* [To be done] Go through the listing and return every line with "merge" in it.

Stored data:

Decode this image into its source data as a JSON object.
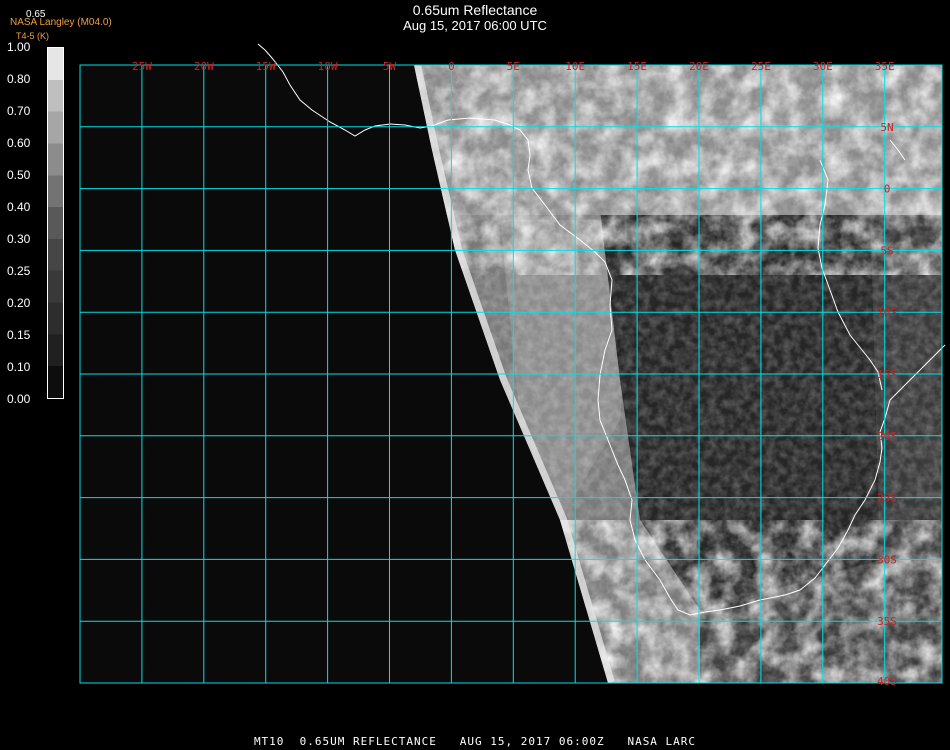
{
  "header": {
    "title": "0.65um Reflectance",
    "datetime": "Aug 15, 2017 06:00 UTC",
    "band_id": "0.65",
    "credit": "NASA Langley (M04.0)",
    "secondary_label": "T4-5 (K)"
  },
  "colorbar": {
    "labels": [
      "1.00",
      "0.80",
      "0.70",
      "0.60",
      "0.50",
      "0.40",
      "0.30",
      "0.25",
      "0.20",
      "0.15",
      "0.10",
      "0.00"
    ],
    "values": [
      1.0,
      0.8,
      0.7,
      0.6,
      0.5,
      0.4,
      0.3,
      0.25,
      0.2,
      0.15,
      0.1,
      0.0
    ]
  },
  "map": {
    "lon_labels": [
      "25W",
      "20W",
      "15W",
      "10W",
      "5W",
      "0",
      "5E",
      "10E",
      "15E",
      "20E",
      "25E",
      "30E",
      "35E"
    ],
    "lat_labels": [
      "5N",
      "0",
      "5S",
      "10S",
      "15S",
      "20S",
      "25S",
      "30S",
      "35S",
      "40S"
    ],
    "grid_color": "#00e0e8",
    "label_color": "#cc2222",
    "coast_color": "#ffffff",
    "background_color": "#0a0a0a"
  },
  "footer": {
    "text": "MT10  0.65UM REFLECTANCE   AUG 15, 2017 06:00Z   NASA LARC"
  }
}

==

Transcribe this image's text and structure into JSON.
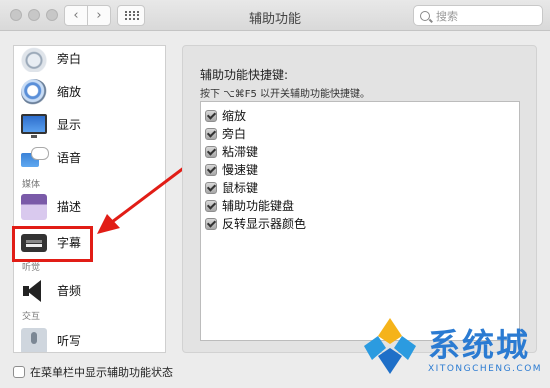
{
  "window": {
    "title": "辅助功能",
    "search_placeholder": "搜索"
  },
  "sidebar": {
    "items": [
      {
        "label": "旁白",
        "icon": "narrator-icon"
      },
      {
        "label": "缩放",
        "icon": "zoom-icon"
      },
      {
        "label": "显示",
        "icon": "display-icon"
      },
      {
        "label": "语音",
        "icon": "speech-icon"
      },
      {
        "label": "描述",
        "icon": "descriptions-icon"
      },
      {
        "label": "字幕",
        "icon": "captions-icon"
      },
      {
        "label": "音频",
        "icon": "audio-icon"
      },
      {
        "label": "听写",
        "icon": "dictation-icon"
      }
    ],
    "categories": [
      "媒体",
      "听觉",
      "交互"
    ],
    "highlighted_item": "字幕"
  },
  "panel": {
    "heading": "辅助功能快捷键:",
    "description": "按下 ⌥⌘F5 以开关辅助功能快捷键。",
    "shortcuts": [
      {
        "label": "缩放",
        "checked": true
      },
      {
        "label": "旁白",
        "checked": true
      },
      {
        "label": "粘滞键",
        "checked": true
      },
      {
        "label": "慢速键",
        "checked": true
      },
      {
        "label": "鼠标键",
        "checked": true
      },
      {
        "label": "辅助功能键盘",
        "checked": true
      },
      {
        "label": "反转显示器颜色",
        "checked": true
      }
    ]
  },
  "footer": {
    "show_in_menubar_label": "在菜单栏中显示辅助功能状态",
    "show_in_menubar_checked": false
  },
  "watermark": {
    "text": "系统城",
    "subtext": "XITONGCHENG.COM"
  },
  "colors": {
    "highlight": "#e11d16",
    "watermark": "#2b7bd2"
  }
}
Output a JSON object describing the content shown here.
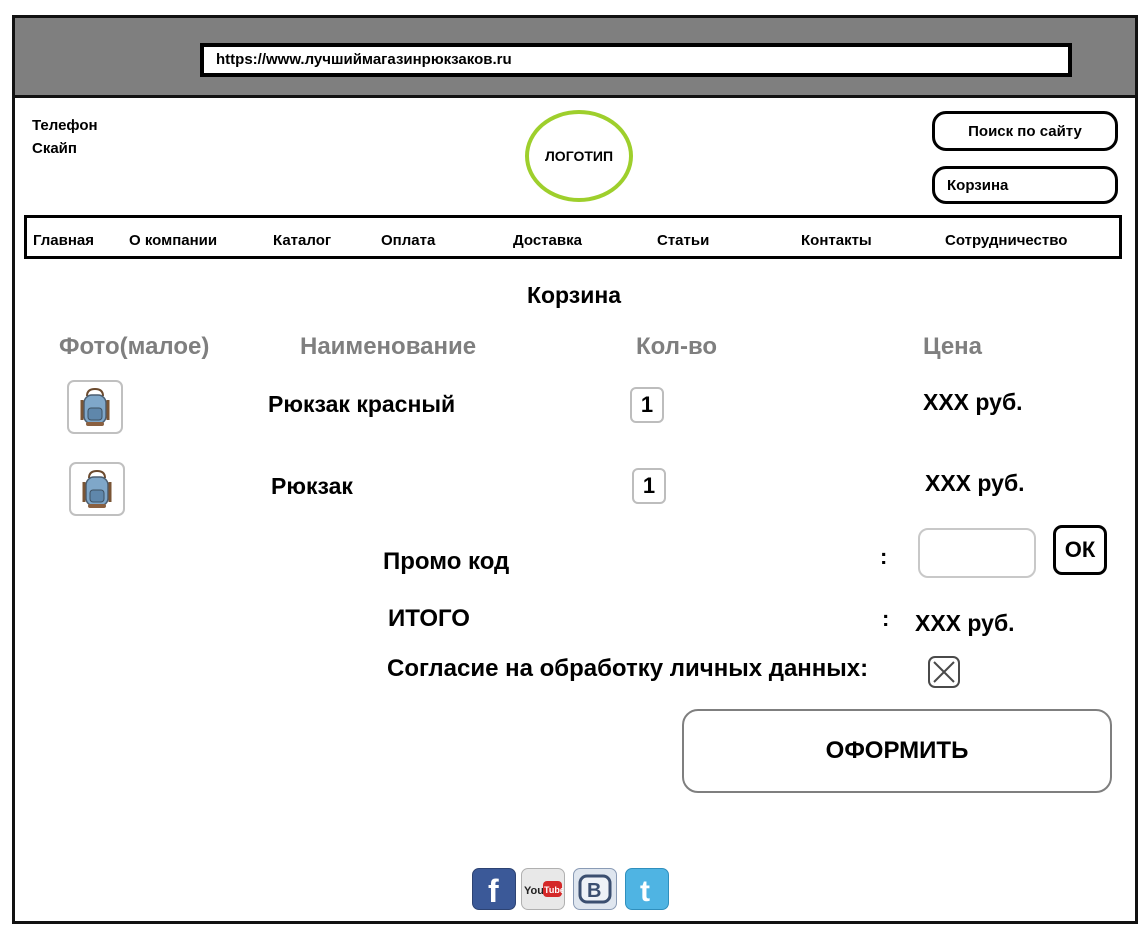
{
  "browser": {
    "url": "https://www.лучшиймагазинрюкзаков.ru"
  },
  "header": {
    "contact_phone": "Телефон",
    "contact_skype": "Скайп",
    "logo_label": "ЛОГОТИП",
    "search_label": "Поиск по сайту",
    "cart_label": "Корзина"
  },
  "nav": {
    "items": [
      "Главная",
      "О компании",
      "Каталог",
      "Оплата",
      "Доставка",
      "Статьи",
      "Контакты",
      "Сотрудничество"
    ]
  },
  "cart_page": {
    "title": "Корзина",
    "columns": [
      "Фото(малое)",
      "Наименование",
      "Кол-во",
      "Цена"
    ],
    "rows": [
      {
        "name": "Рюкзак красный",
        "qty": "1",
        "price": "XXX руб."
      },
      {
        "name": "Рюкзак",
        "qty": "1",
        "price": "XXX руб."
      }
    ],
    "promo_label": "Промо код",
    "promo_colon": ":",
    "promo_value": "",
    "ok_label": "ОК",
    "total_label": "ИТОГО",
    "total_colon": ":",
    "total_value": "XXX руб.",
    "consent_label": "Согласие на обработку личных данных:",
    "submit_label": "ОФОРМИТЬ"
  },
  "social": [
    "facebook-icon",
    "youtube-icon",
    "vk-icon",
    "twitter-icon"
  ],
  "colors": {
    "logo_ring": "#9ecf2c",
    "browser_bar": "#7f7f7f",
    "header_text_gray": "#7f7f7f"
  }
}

---

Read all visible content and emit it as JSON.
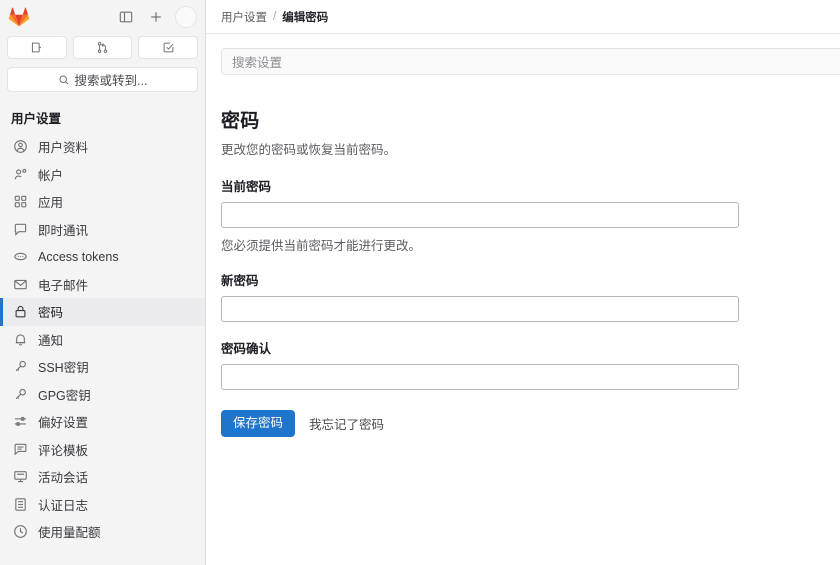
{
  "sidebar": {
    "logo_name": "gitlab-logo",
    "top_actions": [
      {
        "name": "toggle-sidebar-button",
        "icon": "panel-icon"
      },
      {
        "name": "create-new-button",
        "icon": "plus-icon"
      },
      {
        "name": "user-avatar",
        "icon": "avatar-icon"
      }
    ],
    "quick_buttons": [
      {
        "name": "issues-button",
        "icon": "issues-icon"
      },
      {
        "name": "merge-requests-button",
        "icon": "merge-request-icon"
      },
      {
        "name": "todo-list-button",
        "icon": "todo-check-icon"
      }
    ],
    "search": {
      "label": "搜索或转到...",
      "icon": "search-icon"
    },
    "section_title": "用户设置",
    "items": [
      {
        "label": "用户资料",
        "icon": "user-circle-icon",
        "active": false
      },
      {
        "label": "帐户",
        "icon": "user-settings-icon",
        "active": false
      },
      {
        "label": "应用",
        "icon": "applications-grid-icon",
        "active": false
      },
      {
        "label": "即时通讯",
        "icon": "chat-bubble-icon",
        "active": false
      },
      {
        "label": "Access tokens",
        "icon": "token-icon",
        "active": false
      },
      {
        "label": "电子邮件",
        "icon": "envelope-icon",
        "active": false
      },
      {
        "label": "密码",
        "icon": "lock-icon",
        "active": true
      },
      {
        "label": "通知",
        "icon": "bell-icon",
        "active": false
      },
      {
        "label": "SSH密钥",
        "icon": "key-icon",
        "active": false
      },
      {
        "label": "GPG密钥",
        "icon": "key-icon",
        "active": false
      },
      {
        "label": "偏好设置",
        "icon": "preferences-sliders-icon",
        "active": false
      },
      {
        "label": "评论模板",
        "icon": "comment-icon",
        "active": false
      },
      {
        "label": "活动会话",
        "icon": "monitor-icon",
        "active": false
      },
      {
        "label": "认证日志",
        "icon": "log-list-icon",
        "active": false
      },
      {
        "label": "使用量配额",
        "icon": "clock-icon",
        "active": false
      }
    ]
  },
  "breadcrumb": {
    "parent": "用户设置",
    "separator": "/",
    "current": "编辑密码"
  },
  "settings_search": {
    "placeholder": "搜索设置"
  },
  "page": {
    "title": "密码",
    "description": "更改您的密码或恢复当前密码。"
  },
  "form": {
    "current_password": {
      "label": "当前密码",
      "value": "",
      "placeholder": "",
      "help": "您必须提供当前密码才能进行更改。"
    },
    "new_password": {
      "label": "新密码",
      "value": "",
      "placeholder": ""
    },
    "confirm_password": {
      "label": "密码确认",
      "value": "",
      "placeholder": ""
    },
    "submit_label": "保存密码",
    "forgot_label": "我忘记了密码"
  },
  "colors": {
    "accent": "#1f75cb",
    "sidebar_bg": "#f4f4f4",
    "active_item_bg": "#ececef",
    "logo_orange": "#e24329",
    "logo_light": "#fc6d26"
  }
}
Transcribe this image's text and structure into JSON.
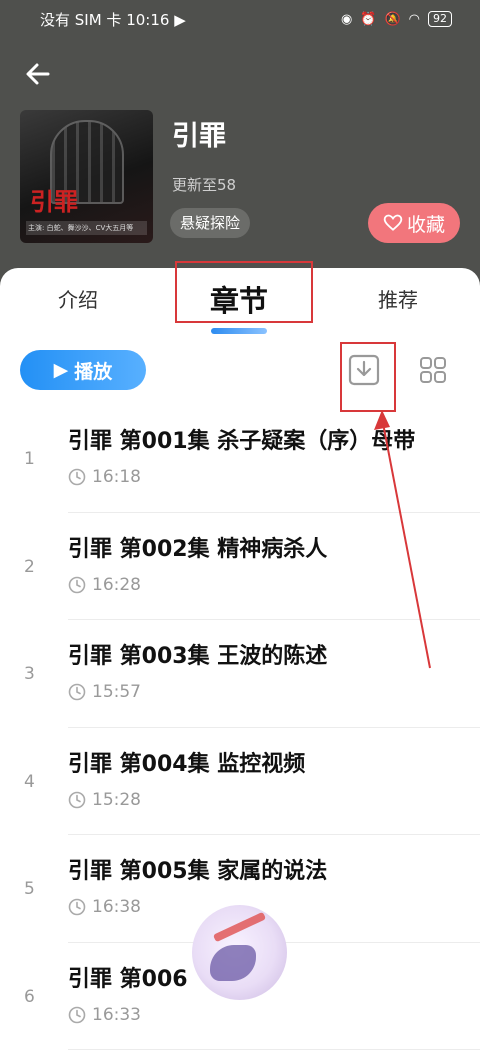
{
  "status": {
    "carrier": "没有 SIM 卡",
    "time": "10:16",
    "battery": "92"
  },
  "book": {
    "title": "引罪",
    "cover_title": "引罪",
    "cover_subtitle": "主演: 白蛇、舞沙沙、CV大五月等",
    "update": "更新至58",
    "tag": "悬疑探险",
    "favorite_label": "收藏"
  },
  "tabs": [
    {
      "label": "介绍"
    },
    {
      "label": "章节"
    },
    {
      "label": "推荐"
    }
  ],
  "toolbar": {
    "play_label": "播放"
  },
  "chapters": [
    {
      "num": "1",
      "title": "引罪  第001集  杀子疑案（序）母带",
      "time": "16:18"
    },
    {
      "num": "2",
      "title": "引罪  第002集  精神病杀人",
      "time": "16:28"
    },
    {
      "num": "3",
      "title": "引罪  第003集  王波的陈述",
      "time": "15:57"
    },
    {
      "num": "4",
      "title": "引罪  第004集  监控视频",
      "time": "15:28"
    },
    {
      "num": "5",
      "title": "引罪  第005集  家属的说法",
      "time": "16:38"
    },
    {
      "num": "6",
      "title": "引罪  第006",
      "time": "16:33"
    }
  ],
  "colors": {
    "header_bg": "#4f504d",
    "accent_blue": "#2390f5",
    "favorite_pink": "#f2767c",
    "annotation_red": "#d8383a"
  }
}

* [Response to the exercise]
        "name": "merge-requests-button",
        "icon": "merge-request-icon"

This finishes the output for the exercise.